*REQUIRED ACTIONS:*
[1] From the Alberta wild horses text, copy out the passage that begins at the words "Part 1: Alberta" and stops after "of fallen trees.".
[2] Answer these questions on the Alberta wild horses text:
(a) In what year was the video of the Dixie Meadow Tarpan Restoration herd taken?
(b) What are the size and medium of "The Logging Road"?
(c) Among which trees do the horses graze in the open areas?

*EXERCISE TEXT:*
*** Begin section ***
There are so many intrinsic reasons to preserve the  wild horses of Alberta . First and foremost because  the history of the country is told in its wild horses. And second the possibility that they if protected, studied  and managed properly,  they might actually be a larger legacy of history.

To read more about what the people of Canada are doing to preserve their wild horses go to: http://www.northernhorse.com/wildhorses/Objectives.htm

A treat from the blogger: I stumbled upon this  video of  the Dixie Meadow Tarpan Restoration herd in Virginia. This video was taken in 2012. The farm owner had been ill and was hoping to find a permanent home for the herd.

Monday, February 18, 2013

Part 1: Alberta Canada Wild Horses Challenge Painting #380

"The Logging Road"
5 by 7 inches Graphite on Paper
by Linda L Martin
Reference Photo by Ken Mcleod
$90.00
Illustrates Mares and foals crossing a logging road,
amid the Lodge Pole Pine Forest in what as known as
the Queen’s Forest In Alberta Provence, Canada

The Wild Horses of Alberta Canada Part 1

The wild horses run through the forests and deforested grasslands of Alberta Canada like the primeval wild horses of Europe once did. Lush green carpets of grasses cover most of the open areas among the lodge pole pines where horses graze, stallions fight and foals are protected amid the volunteer seedlings of fallen trees.
*** End section ***
*DATA FOR ANALYSIS:*
*** Begin section ***
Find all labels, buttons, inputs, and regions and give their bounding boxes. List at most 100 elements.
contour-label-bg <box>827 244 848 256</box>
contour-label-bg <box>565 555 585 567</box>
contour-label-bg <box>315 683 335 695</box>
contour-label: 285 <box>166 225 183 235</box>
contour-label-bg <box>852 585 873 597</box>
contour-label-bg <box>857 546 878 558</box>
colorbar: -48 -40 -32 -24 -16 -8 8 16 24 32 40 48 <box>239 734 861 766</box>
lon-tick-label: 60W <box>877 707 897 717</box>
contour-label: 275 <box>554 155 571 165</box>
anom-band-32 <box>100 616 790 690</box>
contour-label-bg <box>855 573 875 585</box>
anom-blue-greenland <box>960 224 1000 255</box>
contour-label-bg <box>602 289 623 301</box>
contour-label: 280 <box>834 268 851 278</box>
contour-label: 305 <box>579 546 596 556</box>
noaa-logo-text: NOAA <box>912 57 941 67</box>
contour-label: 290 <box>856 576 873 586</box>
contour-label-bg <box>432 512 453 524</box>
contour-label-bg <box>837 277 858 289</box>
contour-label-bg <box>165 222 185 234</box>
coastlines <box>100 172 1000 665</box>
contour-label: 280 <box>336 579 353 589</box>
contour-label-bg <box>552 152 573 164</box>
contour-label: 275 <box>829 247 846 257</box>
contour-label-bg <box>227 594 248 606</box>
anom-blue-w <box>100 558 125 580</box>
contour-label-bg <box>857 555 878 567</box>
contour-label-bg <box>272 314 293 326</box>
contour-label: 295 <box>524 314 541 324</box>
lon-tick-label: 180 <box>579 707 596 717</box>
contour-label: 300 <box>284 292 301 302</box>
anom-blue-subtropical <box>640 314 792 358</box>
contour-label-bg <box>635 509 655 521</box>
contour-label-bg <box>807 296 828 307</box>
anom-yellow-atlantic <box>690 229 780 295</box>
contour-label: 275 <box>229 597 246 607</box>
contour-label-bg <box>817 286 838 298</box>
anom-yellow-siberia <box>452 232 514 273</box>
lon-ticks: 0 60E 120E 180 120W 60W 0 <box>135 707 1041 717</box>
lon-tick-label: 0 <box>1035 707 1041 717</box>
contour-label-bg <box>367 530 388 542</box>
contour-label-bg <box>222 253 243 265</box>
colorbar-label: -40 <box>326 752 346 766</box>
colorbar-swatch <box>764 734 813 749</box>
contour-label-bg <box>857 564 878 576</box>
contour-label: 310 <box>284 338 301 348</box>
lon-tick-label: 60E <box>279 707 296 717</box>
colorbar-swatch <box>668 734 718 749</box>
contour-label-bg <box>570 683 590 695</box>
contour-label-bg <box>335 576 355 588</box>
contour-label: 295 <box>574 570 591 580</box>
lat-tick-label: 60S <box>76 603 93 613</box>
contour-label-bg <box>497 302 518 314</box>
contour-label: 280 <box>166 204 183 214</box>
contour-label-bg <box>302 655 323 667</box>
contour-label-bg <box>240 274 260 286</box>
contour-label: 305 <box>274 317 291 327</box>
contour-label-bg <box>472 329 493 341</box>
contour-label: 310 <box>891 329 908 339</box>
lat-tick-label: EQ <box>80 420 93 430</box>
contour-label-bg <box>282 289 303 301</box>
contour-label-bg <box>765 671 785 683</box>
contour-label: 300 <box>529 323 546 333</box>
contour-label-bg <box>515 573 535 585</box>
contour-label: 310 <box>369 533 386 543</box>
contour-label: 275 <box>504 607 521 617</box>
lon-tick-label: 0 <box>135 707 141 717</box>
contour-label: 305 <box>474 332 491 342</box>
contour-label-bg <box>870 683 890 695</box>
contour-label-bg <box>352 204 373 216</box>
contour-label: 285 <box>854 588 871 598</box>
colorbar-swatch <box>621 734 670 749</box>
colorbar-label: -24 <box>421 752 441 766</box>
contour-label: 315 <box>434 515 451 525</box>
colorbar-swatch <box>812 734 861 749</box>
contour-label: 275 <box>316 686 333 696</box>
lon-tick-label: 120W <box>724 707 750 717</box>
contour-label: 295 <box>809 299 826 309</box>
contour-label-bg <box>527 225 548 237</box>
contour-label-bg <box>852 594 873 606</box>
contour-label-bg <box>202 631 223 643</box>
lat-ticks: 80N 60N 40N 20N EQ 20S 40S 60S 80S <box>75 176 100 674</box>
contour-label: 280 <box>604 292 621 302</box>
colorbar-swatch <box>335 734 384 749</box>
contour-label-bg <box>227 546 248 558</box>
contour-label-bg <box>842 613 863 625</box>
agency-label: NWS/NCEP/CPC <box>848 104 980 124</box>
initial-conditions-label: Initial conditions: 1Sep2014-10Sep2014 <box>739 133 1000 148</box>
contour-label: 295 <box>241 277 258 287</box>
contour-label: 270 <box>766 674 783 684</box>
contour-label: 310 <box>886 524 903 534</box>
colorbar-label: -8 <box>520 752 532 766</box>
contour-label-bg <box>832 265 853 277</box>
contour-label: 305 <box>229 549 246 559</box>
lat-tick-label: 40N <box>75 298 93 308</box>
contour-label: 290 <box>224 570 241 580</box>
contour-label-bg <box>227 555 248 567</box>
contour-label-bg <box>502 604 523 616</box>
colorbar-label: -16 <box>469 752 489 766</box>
*** End section ***
*ANSWERS FOR THE EXERCISE:*
[1]
Part 1: Alberta Canada Wild Horses Challenge Painting #380

"The Logging Road"
5 by 7 inches Graphite on Paper
by Linda L Martin
Reference Photo by Ken Mcleod
$90.00
Illustrates Mares and foals crossing a logging road,
amid the Lodge Pole Pine Forest in what as known as
the Queen’s Forest In Alberta Provence, Canada

The Wild Horses of Alberta Canada Part 1

The wild horses run through the forests and deforested grasslands of Alberta Canada like the primeval wild horses of Europe once did. Lush green carpets of grasses cover most of the open areas among the lodge pole pines where horses graze, stallions fight and foals are protected amid the volunteer seedlings of fallen trees.

[2]
(a) 2012
(b) 5 by 7 inches, graphite on paper
(c) Lodge pole pines